# STORED RECORDS start
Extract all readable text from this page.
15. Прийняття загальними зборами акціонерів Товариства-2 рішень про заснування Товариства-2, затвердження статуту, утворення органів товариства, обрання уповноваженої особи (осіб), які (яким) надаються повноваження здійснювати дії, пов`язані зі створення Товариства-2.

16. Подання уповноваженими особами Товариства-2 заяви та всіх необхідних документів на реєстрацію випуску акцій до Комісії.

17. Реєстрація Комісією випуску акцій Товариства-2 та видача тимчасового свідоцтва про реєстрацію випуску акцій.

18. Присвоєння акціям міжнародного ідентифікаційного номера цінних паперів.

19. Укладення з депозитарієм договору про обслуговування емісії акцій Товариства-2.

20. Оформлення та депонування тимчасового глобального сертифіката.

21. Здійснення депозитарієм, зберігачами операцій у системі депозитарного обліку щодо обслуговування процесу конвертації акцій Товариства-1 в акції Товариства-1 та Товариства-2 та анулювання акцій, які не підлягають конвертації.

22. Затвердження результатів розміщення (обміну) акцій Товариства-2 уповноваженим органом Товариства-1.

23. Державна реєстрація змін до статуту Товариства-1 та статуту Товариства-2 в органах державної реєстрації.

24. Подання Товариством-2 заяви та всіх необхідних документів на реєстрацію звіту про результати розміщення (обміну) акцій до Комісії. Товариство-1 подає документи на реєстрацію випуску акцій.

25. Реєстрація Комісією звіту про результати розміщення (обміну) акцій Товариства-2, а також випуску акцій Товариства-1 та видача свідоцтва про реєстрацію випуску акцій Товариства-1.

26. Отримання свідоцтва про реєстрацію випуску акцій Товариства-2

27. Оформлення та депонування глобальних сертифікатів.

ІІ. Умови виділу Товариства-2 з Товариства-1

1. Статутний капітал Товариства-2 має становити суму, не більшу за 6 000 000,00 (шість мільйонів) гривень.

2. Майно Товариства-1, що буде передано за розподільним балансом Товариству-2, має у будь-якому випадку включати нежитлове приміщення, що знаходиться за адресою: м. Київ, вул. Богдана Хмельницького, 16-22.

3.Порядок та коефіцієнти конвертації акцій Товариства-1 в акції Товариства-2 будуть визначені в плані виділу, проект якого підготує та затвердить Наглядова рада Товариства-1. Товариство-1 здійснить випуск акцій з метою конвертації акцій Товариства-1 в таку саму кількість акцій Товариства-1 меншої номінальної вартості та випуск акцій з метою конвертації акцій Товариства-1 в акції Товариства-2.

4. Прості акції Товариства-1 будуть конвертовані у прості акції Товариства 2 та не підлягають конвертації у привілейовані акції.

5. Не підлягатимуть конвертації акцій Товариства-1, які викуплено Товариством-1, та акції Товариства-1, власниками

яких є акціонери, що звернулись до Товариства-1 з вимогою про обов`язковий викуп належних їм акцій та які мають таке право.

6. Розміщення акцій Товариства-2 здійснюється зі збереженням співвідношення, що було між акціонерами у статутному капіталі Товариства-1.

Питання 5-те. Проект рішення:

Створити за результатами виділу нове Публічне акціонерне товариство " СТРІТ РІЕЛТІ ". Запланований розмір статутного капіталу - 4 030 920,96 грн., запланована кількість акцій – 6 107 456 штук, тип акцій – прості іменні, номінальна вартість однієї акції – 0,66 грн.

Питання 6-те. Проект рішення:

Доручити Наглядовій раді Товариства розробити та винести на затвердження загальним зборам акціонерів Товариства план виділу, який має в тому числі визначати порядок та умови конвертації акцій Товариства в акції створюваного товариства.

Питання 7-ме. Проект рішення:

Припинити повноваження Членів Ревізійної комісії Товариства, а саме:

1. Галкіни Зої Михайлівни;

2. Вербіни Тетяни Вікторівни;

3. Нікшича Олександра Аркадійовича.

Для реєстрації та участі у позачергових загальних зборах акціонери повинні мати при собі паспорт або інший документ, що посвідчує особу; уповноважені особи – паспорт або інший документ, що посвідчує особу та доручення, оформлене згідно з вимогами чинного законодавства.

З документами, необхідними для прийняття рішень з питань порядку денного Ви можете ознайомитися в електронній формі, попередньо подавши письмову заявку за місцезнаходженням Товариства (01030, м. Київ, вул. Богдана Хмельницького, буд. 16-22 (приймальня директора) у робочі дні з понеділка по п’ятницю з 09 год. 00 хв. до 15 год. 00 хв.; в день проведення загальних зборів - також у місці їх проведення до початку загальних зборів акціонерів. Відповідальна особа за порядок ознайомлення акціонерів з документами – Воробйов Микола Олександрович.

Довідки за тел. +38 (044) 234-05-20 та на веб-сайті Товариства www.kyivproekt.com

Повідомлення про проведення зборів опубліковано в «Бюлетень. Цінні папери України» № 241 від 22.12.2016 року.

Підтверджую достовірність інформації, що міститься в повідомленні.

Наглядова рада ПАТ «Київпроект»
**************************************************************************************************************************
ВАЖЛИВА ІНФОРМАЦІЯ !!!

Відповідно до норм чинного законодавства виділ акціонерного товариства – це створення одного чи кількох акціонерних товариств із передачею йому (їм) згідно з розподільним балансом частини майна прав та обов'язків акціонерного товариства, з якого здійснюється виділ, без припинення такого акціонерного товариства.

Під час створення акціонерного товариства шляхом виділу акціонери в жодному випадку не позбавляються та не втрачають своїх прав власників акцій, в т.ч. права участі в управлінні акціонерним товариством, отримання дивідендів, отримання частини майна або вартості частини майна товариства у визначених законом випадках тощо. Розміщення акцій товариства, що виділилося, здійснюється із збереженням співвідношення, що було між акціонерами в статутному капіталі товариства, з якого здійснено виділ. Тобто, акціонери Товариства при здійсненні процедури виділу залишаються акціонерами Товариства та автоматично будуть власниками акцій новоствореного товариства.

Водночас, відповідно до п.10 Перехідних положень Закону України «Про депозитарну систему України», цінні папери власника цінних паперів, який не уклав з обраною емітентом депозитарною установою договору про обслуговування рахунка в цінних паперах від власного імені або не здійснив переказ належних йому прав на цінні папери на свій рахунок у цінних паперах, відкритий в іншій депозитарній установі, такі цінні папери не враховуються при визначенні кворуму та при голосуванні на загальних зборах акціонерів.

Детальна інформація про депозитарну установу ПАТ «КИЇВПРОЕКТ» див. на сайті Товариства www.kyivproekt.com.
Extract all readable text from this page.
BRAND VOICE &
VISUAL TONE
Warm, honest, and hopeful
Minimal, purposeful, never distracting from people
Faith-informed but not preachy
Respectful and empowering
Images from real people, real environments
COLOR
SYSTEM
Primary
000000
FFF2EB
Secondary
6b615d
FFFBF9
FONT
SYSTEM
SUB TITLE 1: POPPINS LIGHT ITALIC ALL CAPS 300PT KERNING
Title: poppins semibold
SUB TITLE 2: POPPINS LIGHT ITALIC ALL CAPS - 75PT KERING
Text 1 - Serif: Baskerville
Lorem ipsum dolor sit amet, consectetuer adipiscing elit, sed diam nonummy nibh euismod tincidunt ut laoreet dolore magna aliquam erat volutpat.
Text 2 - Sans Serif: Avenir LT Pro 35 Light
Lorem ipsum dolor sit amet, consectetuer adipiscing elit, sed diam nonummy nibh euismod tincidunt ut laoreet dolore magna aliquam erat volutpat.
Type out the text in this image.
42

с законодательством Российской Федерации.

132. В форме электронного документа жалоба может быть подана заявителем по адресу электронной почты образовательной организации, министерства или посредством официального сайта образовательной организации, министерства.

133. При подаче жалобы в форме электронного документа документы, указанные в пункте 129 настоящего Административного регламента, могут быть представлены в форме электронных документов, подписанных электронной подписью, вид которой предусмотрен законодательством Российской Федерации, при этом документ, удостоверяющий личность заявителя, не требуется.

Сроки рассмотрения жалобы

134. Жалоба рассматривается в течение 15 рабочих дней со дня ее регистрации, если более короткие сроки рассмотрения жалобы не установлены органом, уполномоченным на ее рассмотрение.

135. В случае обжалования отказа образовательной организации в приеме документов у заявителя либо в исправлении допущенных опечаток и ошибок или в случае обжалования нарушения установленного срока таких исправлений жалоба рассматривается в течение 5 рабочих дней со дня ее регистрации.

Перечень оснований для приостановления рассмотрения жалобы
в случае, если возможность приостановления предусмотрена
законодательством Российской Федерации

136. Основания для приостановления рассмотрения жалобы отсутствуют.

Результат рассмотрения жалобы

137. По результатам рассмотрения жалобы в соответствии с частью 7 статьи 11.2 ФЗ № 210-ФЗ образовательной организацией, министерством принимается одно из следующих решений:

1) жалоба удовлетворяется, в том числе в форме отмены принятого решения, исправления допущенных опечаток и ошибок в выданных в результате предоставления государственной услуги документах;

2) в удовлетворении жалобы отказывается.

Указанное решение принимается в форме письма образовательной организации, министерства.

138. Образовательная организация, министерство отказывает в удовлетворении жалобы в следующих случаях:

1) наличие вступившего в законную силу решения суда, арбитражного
# STORED RECORDS end
Copy out each line of the data where the string "рішення" appears.

- **SOLUTION TO THIS EXERCISE**:
Питання 5-те. Проект рішення:
Питання 6-те. Проект рішення:
Питання 7-ме. Проект рішення:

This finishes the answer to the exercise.